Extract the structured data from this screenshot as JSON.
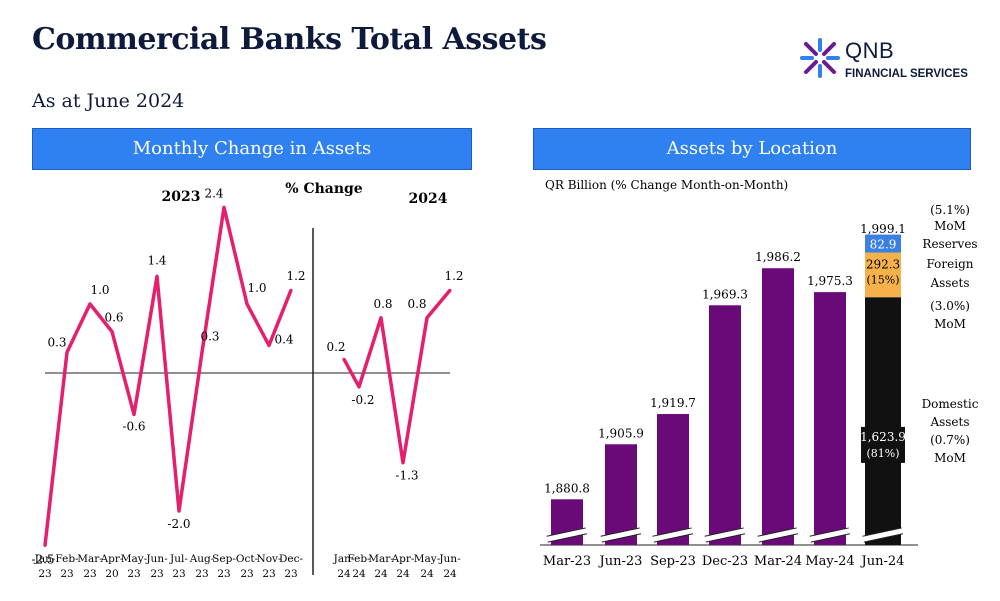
{
  "title": "Commercial Banks Total Assets",
  "subtitle": "As at June 2024",
  "logo": {
    "name": "QNB",
    "sub": "FINANCIAL SERVICES",
    "colors": [
      "#6a1b8f",
      "#2f80f0"
    ]
  },
  "colors": {
    "line": "#e61e6e",
    "bar": "#6a0a78",
    "domestic": "#111111",
    "foreign": "#f5b24a",
    "reserves": "#3b7fe0",
    "header": "#2f80f0"
  },
  "left_panel": {
    "header": "Monthly Change in Assets",
    "label_2023": "2023",
    "label_2024": "2024",
    "label_change": "% Change"
  },
  "right_panel": {
    "header": "Assets by Location",
    "unit_label": "QR Billion (% Change Month-on-Month)",
    "annot_mom": "(5.1%)",
    "annot_mom2": "MoM",
    "annot_reserves": "Reserves",
    "annot_foreign1": "Foreign",
    "annot_foreign2": "Assets",
    "annot_foreign3": "(3.0%)",
    "annot_foreign4": "MoM",
    "annot_dom1": "Domestic",
    "annot_dom2": "Assets",
    "annot_dom3": "(0.7%)",
    "annot_dom4": "MoM"
  },
  "chart_data": [
    {
      "type": "line",
      "title": "Monthly Change in Assets",
      "ylabel": "% Change",
      "segments": [
        {
          "name": "2023",
          "categories": [
            "Jan-23",
            "Feb-23",
            "Mar-23",
            "Apr-20",
            "May-23",
            "Jun-23",
            "Jul-23",
            "Aug-23",
            "Sep-23",
            "Oct-23",
            "Nov-23",
            "Dec-23"
          ],
          "values": [
            -2.5,
            0.3,
            1.0,
            0.6,
            -0.6,
            1.4,
            -2.0,
            0.3,
            2.4,
            1.0,
            0.4,
            1.2
          ]
        },
        {
          "name": "2024",
          "categories": [
            "Jan-24",
            "Feb-24",
            "Mar-24",
            "Apr-24",
            "May-24",
            "Jun-24"
          ],
          "values": [
            0.2,
            -0.2,
            0.8,
            -1.3,
            0.8,
            1.2
          ]
        }
      ],
      "labels": [
        [
          "-2.5",
          "0.3",
          "1.0",
          "0.6",
          "-0.6",
          "1.4",
          "-2.0",
          "0.3",
          "2.4",
          "1.0",
          "0.4",
          "1.2"
        ],
        [
          "0.2",
          "-0.2",
          "0.8",
          "-1.3",
          "0.8",
          "1.2"
        ]
      ],
      "ylim": [
        -2.5,
        2.4
      ]
    },
    {
      "type": "bar",
      "title": "Assets by Location",
      "categories": [
        "Mar-23",
        "Jun-23",
        "Sep-23",
        "Dec-23",
        "Mar-24",
        "May-24",
        "Jun-24"
      ],
      "values": [
        1880.8,
        1905.9,
        1919.7,
        1969.3,
        1986.2,
        1975.3,
        1999.1
      ],
      "value_labels": [
        "1,880.8",
        "1,905.9",
        "1,919.7",
        "1,969.3",
        "1,986.2",
        "1,975.3",
        "1,999.1"
      ],
      "stack_jun24": [
        {
          "name": "Domestic Assets",
          "value": 1623.9,
          "label": "1,623.9",
          "share": "(81%)"
        },
        {
          "name": "Foreign Assets",
          "value": 292.3,
          "label": "292.3",
          "share": "(15%)"
        },
        {
          "name": "Reserves",
          "value": 82.9,
          "label": "82.9"
        }
      ],
      "axis_break": true,
      "ylim": [
        1870,
        2005
      ]
    }
  ]
}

■ ■ ■

Set the pictures aside and transcribe the data above exactly.

Extract the structured data from this screenshot as JSON.
{
  "title": "Commercial Banks Total Assets",
  "subtitle": "As at June 2024",
  "logo": {
    "name": "QNB",
    "sub": "FINANCIAL SERVICES",
    "colors": [
      "#6a1b8f",
      "#2f80f0"
    ]
  },
  "colors": {
    "line": "#e61e6e",
    "bar": "#6a0a78",
    "domestic": "#111111",
    "foreign": "#f5b24a",
    "reserves": "#3b7fe0",
    "header": "#2f80f0"
  },
  "left_panel": {
    "header": "Monthly Change in Assets",
    "label_2023": "2023",
    "label_2024": "2024",
    "label_change": "% Change"
  },
  "right_panel": {
    "header": "Assets by Location",
    "unit_label": "QR Billion (% Change Month-on-Month)",
    "annot_mom": "(5.1%)",
    "annot_mom2": "MoM",
    "annot_reserves": "Reserves",
    "annot_foreign1": "Foreign",
    "annot_foreign2": "Assets",
    "annot_foreign3": "(3.0%)",
    "annot_foreign4": "MoM",
    "annot_dom1": "Domestic",
    "annot_dom2": "Assets",
    "annot_dom3": "(0.7%)",
    "annot_dom4": "MoM"
  },
  "chart_data": [
    {
      "type": "line",
      "title": "Monthly Change in Assets",
      "ylabel": "% Change",
      "segments": [
        {
          "name": "2023",
          "categories": [
            "Jan-23",
            "Feb-23",
            "Mar-23",
            "Apr-20",
            "May-23",
            "Jun-23",
            "Jul-23",
            "Aug-23",
            "Sep-23",
            "Oct-23",
            "Nov-23",
            "Dec-23"
          ],
          "values": [
            -2.5,
            0.3,
            1.0,
            0.6,
            -0.6,
            1.4,
            -2.0,
            0.3,
            2.4,
            1.0,
            0.4,
            1.2
          ]
        },
        {
          "name": "2024",
          "categories": [
            "Jan-24",
            "Feb-24",
            "Mar-24",
            "Apr-24",
            "May-24",
            "Jun-24"
          ],
          "values": [
            0.2,
            -0.2,
            0.8,
            -1.3,
            0.8,
            1.2
          ]
        }
      ],
      "labels": [
        [
          "-2.5",
          "0.3",
          "1.0",
          "0.6",
          "-0.6",
          "1.4",
          "-2.0",
          "0.3",
          "2.4",
          "1.0",
          "0.4",
          "1.2"
        ],
        [
          "0.2",
          "-0.2",
          "0.8",
          "-1.3",
          "0.8",
          "1.2"
        ]
      ],
      "ylim": [
        -2.5,
        2.4
      ]
    },
    {
      "type": "bar",
      "title": "Assets by Location",
      "categories": [
        "Mar-23",
        "Jun-23",
        "Sep-23",
        "Dec-23",
        "Mar-24",
        "May-24",
        "Jun-24"
      ],
      "values": [
        1880.8,
        1905.9,
        1919.7,
        1969.3,
        1986.2,
        1975.3,
        1999.1
      ],
      "value_labels": [
        "1,880.8",
        "1,905.9",
        "1,919.7",
        "1,969.3",
        "1,986.2",
        "1,975.3",
        "1,999.1"
      ],
      "stack_jun24": [
        {
          "name": "Domestic Assets",
          "value": 1623.9,
          "label": "1,623.9",
          "share": "(81%)"
        },
        {
          "name": "Foreign Assets",
          "value": 292.3,
          "label": "292.3",
          "share": "(15%)"
        },
        {
          "name": "Reserves",
          "value": 82.9,
          "label": "82.9"
        }
      ],
      "axis_break": true,
      "ylim": [
        1870,
        2005
      ]
    }
  ]
}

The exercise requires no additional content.